* **MATERIALS PROVIDED**:
>> START
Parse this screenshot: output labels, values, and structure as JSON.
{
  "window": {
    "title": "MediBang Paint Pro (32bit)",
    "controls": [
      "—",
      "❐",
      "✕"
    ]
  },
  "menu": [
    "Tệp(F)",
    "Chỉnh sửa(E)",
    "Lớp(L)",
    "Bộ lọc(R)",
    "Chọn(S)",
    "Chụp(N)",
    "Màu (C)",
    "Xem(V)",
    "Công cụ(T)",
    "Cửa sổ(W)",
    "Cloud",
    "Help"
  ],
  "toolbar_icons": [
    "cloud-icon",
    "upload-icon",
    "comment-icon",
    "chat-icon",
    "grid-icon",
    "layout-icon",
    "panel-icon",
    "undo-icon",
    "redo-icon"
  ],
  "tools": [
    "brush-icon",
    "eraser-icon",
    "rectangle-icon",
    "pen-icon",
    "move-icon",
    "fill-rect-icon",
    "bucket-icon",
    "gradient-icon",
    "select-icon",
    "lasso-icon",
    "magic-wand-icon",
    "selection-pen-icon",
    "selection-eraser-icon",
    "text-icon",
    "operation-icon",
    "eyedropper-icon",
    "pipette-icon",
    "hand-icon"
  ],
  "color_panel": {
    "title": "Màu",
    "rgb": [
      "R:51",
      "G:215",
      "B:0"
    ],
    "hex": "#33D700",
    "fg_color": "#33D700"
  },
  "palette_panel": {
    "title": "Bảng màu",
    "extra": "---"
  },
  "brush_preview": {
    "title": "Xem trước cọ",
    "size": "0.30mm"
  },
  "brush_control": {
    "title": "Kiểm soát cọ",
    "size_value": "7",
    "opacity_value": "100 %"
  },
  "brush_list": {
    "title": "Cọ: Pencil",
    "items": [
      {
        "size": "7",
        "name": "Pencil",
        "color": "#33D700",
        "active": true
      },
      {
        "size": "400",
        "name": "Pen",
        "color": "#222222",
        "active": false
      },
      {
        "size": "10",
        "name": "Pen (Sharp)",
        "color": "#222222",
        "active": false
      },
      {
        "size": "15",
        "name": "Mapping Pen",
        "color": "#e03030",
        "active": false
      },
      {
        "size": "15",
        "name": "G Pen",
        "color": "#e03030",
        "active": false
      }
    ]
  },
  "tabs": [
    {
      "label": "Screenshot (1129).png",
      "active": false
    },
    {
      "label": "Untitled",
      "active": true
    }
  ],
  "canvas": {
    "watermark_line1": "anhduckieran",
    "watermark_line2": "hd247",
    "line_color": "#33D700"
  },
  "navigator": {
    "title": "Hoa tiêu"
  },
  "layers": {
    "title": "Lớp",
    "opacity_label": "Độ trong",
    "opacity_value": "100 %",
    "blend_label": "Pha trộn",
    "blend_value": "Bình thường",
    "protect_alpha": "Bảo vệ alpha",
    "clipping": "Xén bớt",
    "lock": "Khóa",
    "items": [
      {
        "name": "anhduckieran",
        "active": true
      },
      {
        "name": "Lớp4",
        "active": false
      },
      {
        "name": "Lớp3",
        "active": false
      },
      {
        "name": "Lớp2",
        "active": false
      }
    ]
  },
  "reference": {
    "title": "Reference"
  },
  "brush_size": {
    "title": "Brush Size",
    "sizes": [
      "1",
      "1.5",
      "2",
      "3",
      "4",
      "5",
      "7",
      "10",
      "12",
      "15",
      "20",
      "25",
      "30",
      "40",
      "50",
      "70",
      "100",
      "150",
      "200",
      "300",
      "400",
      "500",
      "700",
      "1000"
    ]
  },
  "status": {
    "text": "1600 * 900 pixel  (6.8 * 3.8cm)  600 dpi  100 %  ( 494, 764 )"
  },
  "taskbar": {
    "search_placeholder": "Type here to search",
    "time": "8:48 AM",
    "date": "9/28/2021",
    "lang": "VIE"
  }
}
>> END
>> START
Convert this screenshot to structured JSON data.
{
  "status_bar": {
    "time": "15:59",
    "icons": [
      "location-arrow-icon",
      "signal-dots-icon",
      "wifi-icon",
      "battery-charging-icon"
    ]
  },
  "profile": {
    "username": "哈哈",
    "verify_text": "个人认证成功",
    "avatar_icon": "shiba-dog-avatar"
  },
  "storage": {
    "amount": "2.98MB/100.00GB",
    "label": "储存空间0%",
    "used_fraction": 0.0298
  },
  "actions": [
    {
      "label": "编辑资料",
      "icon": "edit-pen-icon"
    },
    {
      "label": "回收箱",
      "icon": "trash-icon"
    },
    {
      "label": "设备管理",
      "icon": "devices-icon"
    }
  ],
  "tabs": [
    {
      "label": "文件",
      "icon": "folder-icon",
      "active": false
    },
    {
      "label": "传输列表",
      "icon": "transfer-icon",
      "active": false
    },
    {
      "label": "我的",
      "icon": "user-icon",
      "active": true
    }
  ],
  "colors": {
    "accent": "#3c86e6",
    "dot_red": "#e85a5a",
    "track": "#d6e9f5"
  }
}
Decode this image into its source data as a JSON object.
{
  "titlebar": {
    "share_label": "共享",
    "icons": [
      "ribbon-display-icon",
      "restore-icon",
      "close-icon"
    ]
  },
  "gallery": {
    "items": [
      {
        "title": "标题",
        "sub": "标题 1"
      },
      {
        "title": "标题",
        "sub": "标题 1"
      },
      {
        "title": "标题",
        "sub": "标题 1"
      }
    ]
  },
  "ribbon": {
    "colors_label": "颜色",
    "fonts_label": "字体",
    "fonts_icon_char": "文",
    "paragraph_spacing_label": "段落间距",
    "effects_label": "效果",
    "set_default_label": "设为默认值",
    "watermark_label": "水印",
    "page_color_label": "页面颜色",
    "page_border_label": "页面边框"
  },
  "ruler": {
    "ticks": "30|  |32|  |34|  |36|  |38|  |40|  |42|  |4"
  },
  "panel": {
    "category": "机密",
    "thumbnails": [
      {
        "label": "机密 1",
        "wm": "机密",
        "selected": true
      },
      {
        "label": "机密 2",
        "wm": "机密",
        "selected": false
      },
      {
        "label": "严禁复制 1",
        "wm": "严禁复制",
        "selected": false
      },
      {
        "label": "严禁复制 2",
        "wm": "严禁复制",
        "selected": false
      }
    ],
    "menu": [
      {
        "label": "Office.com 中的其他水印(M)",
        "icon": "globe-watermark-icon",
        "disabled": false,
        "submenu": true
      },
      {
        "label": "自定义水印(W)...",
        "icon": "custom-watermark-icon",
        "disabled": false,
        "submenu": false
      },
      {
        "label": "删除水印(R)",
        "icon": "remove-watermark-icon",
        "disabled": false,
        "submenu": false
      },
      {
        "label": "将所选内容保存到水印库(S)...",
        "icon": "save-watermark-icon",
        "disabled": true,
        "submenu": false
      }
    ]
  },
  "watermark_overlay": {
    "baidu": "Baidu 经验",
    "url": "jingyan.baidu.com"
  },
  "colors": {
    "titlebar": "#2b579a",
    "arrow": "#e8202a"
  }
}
>> END
* **DESCRIPTION OF THE TASK**:
Extract from the material all lines containing the string "data".

* **COMPLETE RESPONSE**:
Convert this screenshot to structured JSON data.
Decode this image into its source data as a JSON object.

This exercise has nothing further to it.